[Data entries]
+++

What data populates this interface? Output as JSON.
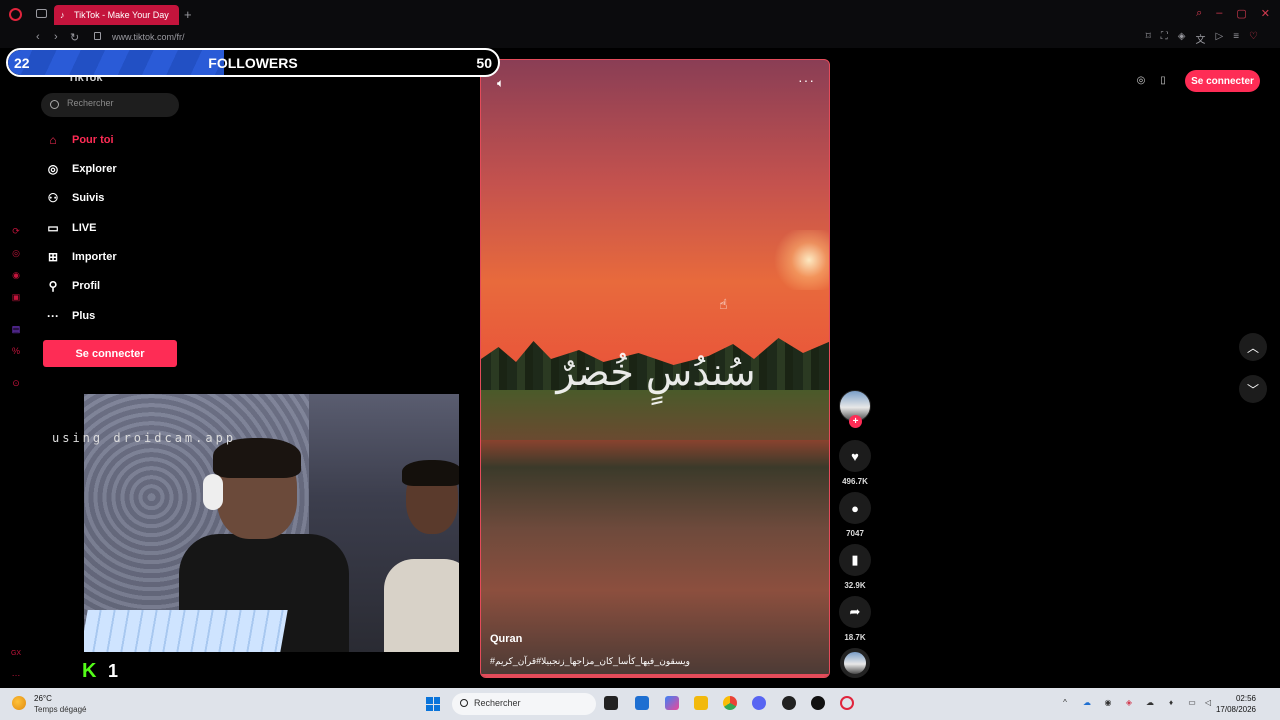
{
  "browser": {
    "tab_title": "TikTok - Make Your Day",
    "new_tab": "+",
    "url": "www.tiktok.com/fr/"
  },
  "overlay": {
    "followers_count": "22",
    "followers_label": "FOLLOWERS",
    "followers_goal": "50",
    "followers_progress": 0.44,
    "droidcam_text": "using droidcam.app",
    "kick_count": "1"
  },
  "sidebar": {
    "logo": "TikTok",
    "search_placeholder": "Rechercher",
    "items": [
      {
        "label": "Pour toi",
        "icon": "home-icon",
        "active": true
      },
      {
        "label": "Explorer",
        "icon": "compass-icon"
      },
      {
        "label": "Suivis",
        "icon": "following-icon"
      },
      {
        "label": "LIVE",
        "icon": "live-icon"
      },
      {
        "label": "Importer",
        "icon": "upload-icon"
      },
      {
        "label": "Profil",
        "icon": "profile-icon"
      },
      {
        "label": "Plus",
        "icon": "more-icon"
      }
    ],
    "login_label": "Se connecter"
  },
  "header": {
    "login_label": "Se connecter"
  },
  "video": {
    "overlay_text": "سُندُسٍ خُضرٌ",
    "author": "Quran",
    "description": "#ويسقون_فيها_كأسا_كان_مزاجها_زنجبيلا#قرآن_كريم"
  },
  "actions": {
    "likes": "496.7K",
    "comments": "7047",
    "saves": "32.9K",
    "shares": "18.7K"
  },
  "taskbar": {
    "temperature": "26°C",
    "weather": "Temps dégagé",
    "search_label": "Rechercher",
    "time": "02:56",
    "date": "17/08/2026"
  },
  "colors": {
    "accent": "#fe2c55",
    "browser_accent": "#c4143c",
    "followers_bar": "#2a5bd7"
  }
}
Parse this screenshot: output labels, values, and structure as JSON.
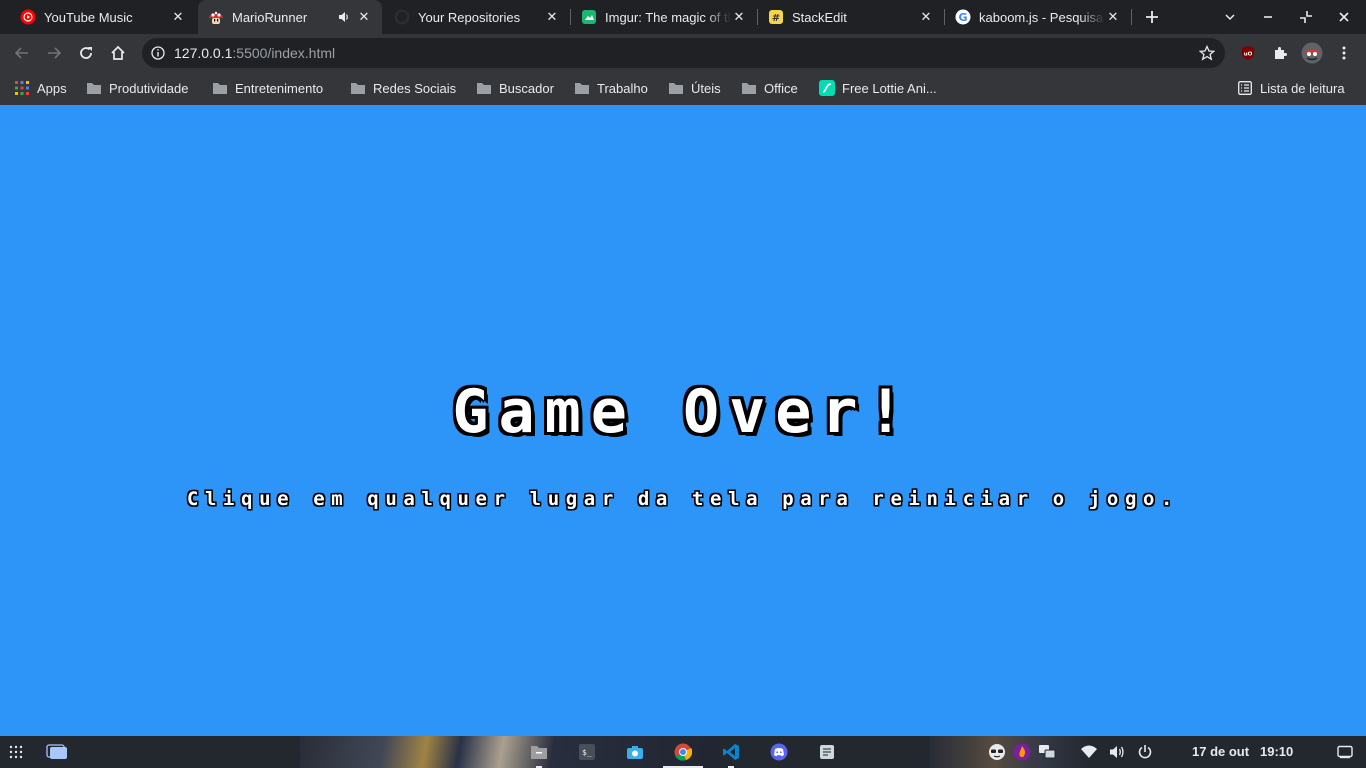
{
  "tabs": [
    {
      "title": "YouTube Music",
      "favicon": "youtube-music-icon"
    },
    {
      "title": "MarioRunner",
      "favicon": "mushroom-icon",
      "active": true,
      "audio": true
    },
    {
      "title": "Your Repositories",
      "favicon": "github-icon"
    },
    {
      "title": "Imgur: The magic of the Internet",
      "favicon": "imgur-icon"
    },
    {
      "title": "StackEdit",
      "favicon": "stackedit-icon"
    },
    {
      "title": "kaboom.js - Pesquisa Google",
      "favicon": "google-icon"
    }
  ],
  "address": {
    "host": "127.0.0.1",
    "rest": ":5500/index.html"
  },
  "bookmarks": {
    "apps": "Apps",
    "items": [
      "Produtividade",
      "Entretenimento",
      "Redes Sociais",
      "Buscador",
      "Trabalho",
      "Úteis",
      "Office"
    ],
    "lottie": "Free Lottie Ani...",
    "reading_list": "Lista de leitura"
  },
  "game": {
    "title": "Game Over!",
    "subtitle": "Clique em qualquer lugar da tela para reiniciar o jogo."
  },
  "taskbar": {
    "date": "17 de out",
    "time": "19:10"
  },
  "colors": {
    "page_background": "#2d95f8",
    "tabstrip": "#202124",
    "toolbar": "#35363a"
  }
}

+++

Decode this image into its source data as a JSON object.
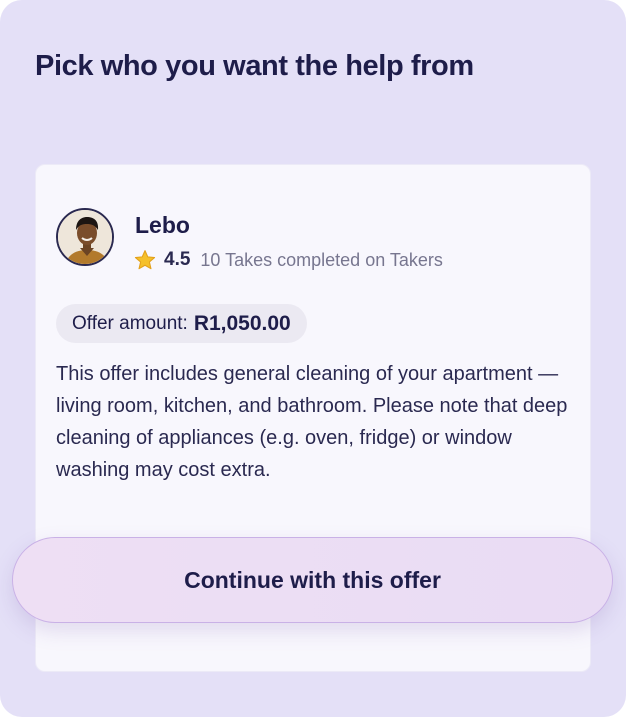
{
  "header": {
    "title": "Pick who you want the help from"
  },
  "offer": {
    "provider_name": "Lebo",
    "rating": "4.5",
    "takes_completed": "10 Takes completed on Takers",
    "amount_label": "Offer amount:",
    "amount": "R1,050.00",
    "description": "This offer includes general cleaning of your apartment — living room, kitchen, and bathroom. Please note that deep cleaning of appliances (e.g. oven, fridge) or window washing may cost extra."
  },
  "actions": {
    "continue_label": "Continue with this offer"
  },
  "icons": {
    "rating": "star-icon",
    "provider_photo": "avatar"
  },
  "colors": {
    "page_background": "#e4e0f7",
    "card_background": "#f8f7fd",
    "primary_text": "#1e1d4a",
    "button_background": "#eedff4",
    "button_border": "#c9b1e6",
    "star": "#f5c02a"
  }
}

+++

What is asked: List the lines of the records where "Rechercher" occurs.

Full output:
    "search_placeholder": "Rechercher",
    "search_label": "Rechercher",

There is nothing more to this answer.